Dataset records
>> Start

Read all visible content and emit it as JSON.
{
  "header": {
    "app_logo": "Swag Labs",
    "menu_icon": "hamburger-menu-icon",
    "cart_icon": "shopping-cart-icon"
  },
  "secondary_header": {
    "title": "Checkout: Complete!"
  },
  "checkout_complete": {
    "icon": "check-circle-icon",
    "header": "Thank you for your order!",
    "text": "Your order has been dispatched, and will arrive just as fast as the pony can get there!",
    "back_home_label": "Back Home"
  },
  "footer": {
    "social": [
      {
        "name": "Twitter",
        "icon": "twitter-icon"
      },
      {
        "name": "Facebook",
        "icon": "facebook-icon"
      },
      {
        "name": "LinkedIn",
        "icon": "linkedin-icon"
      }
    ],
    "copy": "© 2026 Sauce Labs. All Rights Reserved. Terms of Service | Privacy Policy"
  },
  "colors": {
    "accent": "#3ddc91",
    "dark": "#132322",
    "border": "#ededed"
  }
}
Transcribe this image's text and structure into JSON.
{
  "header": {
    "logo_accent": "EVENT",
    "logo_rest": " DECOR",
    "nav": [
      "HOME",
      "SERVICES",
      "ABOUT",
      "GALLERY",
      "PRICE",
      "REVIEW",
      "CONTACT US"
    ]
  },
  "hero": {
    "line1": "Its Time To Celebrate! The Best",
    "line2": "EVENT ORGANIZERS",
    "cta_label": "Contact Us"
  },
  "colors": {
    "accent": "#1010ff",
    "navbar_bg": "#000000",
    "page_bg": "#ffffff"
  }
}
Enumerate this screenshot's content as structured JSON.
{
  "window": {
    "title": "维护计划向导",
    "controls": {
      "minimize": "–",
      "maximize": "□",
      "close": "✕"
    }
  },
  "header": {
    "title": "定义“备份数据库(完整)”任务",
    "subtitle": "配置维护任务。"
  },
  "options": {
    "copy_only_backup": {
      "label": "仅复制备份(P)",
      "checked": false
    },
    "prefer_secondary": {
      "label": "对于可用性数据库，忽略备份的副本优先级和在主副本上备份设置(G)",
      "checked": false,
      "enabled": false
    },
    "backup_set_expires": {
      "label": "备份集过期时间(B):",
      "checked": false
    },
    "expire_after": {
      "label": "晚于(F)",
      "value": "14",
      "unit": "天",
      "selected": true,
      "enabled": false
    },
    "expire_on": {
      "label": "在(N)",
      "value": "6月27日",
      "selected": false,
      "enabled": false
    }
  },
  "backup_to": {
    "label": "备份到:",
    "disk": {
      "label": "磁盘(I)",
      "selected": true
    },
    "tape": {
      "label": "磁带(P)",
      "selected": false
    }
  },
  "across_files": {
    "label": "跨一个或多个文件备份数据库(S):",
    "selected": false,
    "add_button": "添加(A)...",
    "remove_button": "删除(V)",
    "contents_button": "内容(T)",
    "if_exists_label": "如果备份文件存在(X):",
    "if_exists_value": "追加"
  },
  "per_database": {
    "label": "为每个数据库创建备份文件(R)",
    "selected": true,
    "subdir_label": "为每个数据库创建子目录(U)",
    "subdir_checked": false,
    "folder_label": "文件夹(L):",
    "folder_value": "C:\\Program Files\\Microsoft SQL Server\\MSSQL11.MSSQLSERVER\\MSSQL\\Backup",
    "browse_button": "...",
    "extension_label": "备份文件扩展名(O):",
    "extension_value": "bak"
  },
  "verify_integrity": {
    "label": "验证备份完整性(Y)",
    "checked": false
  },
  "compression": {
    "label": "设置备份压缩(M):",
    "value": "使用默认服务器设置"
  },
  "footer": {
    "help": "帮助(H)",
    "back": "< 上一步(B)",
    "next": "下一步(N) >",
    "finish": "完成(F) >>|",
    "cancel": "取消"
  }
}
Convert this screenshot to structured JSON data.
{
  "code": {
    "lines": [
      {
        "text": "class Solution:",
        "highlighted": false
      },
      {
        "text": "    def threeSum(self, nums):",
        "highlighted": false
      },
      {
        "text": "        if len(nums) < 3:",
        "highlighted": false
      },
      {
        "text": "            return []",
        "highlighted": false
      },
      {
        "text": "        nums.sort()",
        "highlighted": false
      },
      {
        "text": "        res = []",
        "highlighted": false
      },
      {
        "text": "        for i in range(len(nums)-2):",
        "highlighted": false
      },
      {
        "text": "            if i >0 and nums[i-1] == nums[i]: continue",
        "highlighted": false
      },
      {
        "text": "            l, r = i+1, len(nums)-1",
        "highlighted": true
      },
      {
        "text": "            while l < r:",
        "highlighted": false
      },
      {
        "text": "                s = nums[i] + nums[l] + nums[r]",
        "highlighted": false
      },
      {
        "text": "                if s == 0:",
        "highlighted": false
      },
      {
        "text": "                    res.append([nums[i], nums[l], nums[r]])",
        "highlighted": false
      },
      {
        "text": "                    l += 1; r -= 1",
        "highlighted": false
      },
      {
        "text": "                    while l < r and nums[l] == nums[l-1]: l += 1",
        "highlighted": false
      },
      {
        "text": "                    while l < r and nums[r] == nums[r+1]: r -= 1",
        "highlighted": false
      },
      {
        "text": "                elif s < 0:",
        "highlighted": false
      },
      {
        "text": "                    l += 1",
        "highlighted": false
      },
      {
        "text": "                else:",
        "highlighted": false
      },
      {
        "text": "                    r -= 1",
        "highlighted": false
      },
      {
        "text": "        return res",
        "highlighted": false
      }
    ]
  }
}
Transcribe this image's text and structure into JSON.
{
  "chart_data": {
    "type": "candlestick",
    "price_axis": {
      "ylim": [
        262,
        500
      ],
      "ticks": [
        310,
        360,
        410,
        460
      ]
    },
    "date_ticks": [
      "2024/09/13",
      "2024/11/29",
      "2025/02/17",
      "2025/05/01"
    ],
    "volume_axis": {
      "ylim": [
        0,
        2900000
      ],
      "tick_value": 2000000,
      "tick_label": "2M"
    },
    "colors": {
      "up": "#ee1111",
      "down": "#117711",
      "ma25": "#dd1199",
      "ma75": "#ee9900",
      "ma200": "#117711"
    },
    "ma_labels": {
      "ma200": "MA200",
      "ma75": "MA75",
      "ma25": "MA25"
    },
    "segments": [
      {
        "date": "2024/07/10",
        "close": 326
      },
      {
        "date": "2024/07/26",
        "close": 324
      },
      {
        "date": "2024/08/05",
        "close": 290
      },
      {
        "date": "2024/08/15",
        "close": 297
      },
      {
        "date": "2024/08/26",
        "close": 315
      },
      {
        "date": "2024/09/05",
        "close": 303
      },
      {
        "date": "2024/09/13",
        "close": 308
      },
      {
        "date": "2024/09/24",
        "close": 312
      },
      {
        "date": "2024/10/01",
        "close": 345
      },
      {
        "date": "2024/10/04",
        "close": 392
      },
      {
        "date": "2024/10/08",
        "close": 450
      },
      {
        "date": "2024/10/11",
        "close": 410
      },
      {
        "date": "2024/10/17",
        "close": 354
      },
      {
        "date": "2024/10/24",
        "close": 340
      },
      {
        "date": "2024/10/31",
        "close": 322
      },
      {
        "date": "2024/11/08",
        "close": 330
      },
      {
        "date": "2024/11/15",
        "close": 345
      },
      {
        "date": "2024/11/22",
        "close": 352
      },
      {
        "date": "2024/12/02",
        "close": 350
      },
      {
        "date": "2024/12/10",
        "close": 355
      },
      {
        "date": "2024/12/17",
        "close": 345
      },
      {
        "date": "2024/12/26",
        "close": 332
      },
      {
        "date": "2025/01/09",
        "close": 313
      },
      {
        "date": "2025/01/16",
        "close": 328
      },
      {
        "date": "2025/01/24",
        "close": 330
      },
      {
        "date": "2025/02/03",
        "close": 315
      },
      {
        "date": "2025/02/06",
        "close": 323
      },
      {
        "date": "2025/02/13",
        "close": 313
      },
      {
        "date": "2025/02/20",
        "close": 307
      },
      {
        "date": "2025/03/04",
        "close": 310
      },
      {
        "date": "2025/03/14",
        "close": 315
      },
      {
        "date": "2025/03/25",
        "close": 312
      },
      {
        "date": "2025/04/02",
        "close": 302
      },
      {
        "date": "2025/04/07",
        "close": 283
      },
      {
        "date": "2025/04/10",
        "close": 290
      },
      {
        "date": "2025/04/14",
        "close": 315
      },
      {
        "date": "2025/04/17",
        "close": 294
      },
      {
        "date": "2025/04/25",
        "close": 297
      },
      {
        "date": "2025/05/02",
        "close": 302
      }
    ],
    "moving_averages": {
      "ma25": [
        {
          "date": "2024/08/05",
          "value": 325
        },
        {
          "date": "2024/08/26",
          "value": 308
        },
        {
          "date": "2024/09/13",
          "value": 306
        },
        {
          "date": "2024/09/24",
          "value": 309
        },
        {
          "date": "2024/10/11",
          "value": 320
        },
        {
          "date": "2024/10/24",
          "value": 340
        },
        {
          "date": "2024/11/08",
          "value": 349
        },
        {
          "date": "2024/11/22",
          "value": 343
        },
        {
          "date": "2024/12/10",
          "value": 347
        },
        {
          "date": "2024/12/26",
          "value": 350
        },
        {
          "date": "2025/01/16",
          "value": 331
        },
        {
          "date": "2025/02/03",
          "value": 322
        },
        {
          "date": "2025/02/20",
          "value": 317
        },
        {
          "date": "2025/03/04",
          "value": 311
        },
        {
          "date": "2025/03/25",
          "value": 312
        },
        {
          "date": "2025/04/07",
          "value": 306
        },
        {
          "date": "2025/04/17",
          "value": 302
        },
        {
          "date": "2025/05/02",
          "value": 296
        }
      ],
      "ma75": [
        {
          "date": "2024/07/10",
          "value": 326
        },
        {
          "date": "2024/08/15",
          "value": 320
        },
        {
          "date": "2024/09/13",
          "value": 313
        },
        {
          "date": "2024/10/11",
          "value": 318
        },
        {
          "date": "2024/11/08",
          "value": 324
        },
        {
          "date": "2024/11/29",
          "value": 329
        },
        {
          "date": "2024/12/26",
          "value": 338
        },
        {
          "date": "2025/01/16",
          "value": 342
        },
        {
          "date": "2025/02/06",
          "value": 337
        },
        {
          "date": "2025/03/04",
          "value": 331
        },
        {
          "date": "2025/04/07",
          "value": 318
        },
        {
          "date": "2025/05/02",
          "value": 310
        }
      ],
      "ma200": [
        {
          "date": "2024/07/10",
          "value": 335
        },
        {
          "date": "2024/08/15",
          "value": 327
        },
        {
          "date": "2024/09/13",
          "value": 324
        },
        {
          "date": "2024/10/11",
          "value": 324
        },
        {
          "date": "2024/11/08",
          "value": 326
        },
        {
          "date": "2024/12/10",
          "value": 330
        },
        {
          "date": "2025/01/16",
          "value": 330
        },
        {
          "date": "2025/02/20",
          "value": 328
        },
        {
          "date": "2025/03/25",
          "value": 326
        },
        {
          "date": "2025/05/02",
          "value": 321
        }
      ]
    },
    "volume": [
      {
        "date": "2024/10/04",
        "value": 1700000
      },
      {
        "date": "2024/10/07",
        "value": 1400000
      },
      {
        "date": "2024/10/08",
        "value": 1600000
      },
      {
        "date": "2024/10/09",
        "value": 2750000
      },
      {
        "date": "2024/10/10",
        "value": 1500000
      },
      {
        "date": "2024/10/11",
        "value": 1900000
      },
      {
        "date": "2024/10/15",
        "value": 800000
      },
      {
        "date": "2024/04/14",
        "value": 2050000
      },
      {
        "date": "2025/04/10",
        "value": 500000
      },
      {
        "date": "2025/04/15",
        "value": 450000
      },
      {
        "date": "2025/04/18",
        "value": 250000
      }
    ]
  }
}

>> End

Lines of the material that contain the word "selected" are to be gathered.

      "selected": true,
      "selected": false,
      "selected": true
      "selected": false
    "selected": false,
    "selected": true,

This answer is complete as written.